BRIEF: Please quote the material exactly, every line of it.

[Stored data entries]
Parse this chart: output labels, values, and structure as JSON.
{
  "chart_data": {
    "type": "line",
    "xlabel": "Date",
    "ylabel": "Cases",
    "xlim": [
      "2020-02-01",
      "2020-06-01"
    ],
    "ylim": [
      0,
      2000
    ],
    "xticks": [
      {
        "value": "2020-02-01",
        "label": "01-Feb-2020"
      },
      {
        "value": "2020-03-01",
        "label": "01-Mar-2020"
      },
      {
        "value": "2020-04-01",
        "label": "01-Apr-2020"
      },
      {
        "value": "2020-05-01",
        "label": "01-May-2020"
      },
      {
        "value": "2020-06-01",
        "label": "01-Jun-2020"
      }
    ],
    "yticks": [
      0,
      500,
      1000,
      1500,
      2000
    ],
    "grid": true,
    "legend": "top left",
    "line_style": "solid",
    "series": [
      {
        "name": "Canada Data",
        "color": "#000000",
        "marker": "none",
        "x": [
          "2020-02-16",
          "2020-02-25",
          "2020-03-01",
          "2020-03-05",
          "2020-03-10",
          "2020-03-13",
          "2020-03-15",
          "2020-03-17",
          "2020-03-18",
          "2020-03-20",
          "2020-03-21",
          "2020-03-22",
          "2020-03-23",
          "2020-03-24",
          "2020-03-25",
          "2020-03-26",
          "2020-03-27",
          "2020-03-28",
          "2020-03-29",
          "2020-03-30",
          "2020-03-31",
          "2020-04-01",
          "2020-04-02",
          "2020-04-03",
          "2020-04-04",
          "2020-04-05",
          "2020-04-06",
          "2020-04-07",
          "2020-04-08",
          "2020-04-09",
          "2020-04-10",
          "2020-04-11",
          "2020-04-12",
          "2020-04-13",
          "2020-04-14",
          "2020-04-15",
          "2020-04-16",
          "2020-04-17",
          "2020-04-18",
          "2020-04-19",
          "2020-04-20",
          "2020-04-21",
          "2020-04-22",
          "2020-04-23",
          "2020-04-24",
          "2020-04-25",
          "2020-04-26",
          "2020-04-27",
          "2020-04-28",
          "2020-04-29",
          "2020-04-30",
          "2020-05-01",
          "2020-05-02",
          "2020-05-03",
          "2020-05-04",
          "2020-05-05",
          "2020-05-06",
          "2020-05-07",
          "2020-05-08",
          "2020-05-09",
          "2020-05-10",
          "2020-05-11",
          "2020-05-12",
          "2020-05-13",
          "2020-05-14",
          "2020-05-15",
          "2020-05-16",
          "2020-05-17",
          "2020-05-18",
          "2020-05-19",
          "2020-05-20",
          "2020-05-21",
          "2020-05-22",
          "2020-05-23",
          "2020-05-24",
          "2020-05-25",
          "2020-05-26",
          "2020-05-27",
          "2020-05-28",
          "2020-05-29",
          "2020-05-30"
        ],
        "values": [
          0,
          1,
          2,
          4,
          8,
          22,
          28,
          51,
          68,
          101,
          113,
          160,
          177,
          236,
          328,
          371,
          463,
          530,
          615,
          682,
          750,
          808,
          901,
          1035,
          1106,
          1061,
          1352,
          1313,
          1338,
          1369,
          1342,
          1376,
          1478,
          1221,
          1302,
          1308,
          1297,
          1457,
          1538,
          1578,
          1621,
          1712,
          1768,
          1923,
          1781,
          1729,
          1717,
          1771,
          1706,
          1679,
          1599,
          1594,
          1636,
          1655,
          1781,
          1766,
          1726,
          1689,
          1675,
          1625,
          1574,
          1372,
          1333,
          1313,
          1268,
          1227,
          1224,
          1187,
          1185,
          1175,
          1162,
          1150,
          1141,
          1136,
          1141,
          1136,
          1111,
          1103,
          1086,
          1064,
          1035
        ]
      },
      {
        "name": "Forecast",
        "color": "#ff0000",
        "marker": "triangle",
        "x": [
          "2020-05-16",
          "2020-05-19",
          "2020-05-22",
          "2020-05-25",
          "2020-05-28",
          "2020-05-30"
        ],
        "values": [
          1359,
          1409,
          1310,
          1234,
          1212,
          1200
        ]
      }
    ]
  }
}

ANSWER IN FULL:
Parse this chart: output labels, values, and structure as JSON.
{
  "chart_data": {
    "type": "line",
    "xlabel": "Date",
    "ylabel": "Cases",
    "xlim": [
      "2020-02-01",
      "2020-06-01"
    ],
    "ylim": [
      0,
      2000
    ],
    "xticks": [
      {
        "value": "2020-02-01",
        "label": "01-Feb-2020"
      },
      {
        "value": "2020-03-01",
        "label": "01-Mar-2020"
      },
      {
        "value": "2020-04-01",
        "label": "01-Apr-2020"
      },
      {
        "value": "2020-05-01",
        "label": "01-May-2020"
      },
      {
        "value": "2020-06-01",
        "label": "01-Jun-2020"
      }
    ],
    "yticks": [
      0,
      500,
      1000,
      1500,
      2000
    ],
    "grid": true,
    "legend": "top left",
    "line_style": "solid",
    "series": [
      {
        "name": "Canada Data",
        "color": "#000000",
        "marker": "none",
        "x": [
          "2020-02-16",
          "2020-02-25",
          "2020-03-01",
          "2020-03-05",
          "2020-03-10",
          "2020-03-13",
          "2020-03-15",
          "2020-03-17",
          "2020-03-18",
          "2020-03-20",
          "2020-03-21",
          "2020-03-22",
          "2020-03-23",
          "2020-03-24",
          "2020-03-25",
          "2020-03-26",
          "2020-03-27",
          "2020-03-28",
          "2020-03-29",
          "2020-03-30",
          "2020-03-31",
          "2020-04-01",
          "2020-04-02",
          "2020-04-03",
          "2020-04-04",
          "2020-04-05",
          "2020-04-06",
          "2020-04-07",
          "2020-04-08",
          "2020-04-09",
          "2020-04-10",
          "2020-04-11",
          "2020-04-12",
          "2020-04-13",
          "2020-04-14",
          "2020-04-15",
          "2020-04-16",
          "2020-04-17",
          "2020-04-18",
          "2020-04-19",
          "2020-04-20",
          "2020-04-21",
          "2020-04-22",
          "2020-04-23",
          "2020-04-24",
          "2020-04-25",
          "2020-04-26",
          "2020-04-27",
          "2020-04-28",
          "2020-04-29",
          "2020-04-30",
          "2020-05-01",
          "2020-05-02",
          "2020-05-03",
          "2020-05-04",
          "2020-05-05",
          "2020-05-06",
          "2020-05-07",
          "2020-05-08",
          "2020-05-09",
          "2020-05-10",
          "2020-05-11",
          "2020-05-12",
          "2020-05-13",
          "2020-05-14",
          "2020-05-15",
          "2020-05-16",
          "2020-05-17",
          "2020-05-18",
          "2020-05-19",
          "2020-05-20",
          "2020-05-21",
          "2020-05-22",
          "2020-05-23",
          "2020-05-24",
          "2020-05-25",
          "2020-05-26",
          "2020-05-27",
          "2020-05-28",
          "2020-05-29",
          "2020-05-30"
        ],
        "values": [
          0,
          1,
          2,
          4,
          8,
          22,
          28,
          51,
          68,
          101,
          113,
          160,
          177,
          236,
          328,
          371,
          463,
          530,
          615,
          682,
          750,
          808,
          901,
          1035,
          1106,
          1061,
          1352,
          1313,
          1338,
          1369,
          1342,
          1376,
          1478,
          1221,
          1302,
          1308,
          1297,
          1457,
          1538,
          1578,
          1621,
          1712,
          1768,
          1923,
          1781,
          1729,
          1717,
          1771,
          1706,
          1679,
          1599,
          1594,
          1636,
          1655,
          1781,
          1766,
          1726,
          1689,
          1675,
          1625,
          1574,
          1372,
          1333,
          1313,
          1268,
          1227,
          1224,
          1187,
          1185,
          1175,
          1162,
          1150,
          1141,
          1136,
          1141,
          1136,
          1111,
          1103,
          1086,
          1064,
          1035
        ]
      },
      {
        "name": "Forecast",
        "color": "#ff0000",
        "marker": "triangle",
        "x": [
          "2020-05-16",
          "2020-05-19",
          "2020-05-22",
          "2020-05-25",
          "2020-05-28",
          "2020-05-30"
        ],
        "values": [
          1359,
          1409,
          1310,
          1234,
          1212,
          1200
        ]
      }
    ]
  }
}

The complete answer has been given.